Entries with figure data
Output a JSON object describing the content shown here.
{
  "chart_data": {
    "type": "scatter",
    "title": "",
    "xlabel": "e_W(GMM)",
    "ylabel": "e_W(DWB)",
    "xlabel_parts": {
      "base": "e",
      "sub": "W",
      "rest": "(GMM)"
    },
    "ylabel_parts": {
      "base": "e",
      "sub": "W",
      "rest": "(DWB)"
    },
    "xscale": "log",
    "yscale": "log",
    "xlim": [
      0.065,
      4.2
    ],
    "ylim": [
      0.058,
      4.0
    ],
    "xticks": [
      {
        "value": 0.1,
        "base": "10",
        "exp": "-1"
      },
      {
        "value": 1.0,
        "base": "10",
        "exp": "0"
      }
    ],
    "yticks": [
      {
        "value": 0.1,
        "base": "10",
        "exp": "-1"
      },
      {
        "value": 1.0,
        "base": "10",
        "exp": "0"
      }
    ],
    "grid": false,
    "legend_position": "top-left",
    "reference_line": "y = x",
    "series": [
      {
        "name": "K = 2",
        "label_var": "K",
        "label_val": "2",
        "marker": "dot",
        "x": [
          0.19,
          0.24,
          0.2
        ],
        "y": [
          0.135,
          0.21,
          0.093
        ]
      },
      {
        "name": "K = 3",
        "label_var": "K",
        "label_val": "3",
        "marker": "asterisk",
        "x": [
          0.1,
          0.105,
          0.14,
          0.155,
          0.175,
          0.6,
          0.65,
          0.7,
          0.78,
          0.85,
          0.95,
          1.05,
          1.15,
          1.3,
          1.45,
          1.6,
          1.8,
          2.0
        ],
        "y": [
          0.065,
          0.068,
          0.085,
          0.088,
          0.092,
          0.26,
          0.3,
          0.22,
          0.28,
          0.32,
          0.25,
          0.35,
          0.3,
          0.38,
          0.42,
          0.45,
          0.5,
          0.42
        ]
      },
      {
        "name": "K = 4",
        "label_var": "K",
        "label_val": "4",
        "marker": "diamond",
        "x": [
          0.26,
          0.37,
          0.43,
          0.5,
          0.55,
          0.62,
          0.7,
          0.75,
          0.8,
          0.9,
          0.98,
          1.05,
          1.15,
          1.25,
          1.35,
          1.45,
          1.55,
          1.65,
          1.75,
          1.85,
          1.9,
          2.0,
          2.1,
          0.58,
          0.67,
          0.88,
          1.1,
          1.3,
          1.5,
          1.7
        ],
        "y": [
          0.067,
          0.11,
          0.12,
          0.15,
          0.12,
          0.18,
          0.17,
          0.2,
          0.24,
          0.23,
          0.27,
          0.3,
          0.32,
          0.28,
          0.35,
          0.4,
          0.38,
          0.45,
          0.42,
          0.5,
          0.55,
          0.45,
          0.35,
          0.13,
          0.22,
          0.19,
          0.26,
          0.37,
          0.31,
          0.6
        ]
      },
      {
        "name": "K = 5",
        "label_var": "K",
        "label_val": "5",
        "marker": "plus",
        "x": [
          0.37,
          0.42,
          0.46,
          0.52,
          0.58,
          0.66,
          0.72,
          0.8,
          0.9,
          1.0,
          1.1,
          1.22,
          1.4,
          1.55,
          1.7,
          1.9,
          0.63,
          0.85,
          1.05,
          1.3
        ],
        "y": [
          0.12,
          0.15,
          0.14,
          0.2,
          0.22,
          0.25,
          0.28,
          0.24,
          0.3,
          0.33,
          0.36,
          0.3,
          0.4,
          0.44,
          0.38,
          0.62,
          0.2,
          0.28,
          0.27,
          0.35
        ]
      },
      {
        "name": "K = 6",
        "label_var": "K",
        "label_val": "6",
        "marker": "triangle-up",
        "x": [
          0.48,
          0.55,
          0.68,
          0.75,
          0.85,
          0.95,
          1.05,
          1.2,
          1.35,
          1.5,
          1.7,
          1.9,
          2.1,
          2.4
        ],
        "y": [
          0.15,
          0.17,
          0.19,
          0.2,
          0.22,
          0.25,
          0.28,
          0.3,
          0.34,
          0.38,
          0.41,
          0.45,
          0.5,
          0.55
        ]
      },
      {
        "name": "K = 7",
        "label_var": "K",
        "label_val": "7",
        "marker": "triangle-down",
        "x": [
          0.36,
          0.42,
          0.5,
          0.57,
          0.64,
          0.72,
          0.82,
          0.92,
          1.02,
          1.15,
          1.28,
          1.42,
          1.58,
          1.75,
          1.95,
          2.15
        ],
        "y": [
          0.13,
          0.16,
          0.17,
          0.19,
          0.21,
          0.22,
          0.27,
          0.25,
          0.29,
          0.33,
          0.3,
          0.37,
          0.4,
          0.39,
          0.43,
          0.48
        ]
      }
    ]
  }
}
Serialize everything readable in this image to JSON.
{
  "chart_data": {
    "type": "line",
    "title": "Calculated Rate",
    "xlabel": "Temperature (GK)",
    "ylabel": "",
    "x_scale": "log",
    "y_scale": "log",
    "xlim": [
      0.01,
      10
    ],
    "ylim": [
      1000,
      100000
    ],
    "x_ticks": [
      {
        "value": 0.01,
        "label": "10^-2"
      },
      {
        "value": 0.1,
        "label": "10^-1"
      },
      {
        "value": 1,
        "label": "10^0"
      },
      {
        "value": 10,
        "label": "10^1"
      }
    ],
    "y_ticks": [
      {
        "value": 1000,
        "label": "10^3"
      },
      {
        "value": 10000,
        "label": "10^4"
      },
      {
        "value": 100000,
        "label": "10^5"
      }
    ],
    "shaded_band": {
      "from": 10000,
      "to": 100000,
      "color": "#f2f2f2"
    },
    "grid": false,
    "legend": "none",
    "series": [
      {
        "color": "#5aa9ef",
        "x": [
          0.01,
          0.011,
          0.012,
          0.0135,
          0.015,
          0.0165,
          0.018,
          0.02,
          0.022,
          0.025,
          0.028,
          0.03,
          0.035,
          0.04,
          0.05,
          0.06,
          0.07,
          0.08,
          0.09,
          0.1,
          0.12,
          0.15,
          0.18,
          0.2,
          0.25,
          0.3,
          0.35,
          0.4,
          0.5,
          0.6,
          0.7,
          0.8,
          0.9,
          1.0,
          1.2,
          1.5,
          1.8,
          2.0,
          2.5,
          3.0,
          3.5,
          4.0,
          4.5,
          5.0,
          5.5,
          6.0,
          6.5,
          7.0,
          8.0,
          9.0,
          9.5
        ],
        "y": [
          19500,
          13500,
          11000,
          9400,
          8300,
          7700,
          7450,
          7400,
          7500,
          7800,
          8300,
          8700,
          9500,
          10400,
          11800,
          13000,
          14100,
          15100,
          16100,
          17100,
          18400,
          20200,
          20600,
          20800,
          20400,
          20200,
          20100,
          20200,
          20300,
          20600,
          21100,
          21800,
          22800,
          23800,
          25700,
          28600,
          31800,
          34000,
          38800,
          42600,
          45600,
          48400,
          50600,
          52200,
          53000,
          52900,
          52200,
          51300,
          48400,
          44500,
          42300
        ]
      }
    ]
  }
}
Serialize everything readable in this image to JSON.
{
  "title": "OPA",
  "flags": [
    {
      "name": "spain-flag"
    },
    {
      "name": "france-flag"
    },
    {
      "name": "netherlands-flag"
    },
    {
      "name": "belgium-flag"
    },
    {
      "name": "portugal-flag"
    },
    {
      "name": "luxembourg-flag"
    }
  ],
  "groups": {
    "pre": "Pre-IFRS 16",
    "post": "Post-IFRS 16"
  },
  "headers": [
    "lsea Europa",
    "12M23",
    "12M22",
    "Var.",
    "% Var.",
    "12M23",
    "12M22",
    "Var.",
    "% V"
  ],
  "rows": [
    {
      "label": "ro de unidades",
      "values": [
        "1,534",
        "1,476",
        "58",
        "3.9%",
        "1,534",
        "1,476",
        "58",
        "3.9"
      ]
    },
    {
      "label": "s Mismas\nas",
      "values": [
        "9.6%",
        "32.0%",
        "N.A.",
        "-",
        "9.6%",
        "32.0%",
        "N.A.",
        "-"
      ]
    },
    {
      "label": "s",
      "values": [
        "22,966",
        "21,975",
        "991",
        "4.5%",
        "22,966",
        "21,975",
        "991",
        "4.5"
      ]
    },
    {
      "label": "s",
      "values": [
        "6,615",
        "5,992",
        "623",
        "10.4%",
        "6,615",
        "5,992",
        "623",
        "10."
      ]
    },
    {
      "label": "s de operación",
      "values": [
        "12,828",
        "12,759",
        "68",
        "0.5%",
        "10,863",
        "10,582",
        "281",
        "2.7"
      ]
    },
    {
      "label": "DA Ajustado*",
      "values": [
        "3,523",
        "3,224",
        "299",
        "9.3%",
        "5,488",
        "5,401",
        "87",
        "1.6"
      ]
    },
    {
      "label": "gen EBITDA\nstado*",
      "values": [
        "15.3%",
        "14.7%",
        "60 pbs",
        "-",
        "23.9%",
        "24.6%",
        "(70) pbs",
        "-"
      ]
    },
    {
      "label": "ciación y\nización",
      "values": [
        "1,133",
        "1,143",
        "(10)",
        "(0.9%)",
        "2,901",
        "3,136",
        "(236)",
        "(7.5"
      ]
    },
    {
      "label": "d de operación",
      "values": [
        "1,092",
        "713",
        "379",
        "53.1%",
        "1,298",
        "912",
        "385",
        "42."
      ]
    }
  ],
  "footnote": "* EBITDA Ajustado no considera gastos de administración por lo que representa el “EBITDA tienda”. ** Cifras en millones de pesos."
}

▸ To do: Take every line containing the word "marker" and copy it.

▸ Answer for this exercise:
        "marker": "dot",
        "marker": "asterisk",
        "marker": "diamond",
        "marker": "plus",
        "marker": "triangle-up",
        "marker": "triangle-down",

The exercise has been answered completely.